Exercise ::
Within the listing below, locate all lines containing the word "JSON". Copy each one.

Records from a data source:
--- start ---

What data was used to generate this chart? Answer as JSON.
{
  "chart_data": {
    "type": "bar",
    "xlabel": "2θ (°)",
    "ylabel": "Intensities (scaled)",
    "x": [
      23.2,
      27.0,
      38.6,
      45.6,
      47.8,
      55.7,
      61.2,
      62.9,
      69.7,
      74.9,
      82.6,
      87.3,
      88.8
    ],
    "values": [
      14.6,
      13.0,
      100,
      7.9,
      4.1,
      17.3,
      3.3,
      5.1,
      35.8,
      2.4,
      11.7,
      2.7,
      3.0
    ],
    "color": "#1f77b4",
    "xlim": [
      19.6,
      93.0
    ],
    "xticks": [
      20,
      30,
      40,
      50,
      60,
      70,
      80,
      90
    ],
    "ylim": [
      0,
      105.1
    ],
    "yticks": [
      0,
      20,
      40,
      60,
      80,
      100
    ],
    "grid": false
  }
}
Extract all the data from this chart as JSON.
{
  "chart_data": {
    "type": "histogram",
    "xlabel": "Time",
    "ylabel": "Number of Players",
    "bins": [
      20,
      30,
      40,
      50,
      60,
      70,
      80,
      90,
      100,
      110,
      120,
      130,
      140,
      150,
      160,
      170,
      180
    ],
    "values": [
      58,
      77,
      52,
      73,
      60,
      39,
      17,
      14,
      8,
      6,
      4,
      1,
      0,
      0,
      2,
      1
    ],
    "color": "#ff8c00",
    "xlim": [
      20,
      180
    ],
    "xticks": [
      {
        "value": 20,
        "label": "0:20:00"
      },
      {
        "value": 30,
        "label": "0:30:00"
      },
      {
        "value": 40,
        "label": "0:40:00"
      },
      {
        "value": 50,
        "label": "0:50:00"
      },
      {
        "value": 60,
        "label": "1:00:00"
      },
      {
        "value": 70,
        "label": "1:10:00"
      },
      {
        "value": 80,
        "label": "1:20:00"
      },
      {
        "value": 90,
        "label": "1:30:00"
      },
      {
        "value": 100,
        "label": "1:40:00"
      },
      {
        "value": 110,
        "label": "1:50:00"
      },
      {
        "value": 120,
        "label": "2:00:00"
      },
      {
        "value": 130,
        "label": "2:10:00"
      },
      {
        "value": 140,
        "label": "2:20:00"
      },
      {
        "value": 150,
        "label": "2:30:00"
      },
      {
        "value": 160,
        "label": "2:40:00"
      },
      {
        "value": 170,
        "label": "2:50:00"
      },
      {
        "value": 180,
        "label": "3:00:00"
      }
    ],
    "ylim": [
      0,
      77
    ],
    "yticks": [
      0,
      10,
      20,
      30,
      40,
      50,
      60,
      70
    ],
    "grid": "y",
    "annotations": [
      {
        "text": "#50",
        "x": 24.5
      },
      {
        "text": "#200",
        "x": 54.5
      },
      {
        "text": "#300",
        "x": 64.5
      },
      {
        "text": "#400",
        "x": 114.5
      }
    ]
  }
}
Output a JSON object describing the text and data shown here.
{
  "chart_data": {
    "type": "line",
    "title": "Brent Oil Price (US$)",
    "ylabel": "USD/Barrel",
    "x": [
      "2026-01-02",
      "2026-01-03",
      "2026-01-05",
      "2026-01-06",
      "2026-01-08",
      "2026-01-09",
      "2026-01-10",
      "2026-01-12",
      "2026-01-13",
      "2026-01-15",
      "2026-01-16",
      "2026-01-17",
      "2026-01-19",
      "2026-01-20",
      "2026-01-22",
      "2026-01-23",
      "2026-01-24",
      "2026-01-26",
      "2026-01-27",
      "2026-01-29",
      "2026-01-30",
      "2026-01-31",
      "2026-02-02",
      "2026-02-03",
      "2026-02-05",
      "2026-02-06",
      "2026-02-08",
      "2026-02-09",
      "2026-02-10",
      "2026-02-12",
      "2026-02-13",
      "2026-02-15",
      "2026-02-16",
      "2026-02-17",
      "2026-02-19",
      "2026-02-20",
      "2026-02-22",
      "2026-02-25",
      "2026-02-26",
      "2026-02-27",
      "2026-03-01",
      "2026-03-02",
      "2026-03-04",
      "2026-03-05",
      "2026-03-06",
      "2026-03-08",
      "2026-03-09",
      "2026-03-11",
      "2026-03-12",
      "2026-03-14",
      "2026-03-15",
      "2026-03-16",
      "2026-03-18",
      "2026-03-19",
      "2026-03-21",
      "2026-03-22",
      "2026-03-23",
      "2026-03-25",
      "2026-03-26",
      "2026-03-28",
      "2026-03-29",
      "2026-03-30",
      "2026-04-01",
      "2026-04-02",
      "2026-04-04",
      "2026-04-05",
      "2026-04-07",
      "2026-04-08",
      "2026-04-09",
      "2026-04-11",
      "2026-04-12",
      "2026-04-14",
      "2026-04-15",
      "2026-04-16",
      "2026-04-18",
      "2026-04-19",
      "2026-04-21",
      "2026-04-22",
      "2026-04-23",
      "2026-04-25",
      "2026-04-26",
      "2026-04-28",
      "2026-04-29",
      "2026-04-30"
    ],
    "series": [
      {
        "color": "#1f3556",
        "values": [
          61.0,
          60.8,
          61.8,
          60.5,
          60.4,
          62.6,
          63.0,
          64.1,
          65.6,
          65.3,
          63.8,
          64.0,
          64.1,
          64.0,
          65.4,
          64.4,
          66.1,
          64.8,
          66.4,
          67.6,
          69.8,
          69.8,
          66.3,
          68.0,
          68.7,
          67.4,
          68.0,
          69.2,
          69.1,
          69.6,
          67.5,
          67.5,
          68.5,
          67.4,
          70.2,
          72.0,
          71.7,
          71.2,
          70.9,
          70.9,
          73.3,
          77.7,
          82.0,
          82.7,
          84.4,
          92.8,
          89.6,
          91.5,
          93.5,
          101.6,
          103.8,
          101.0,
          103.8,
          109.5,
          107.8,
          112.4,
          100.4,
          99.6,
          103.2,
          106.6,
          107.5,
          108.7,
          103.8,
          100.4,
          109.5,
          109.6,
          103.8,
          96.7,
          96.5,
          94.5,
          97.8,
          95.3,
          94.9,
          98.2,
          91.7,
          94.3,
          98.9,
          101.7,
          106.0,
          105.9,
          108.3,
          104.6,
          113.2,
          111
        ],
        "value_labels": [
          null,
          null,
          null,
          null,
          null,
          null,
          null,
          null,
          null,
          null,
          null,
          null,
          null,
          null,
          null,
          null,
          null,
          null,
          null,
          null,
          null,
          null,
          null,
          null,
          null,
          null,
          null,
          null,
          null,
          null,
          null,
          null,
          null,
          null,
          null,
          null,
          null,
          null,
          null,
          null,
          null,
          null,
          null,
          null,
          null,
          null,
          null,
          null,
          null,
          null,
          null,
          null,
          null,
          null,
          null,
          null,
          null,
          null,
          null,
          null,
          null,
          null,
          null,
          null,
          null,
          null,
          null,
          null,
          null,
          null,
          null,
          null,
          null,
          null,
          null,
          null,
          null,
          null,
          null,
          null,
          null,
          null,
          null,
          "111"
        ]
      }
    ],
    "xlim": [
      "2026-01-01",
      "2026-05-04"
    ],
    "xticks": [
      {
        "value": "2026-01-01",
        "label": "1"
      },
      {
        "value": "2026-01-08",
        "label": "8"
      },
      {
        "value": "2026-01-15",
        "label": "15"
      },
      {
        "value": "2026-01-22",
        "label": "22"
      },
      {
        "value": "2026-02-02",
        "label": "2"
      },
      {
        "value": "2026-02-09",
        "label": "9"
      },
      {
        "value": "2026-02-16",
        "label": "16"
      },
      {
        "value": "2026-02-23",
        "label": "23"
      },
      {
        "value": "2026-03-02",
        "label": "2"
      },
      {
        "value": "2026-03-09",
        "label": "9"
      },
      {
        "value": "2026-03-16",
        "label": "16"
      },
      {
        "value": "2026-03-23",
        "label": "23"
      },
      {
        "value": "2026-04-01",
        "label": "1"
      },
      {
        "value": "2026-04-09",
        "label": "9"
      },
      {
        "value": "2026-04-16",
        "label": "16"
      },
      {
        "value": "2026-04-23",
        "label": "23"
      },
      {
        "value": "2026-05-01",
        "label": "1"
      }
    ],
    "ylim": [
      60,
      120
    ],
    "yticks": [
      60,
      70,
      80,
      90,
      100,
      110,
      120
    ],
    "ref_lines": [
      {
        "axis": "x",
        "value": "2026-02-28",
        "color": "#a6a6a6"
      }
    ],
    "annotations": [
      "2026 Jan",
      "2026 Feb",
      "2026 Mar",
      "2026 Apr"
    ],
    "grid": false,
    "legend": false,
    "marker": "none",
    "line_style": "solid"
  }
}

--- end ---

Solution for this task ::
What data was used to generate this chart? Answer as JSON.
Extract all the data from this chart as JSON.
Output a JSON object describing the text and data shown here.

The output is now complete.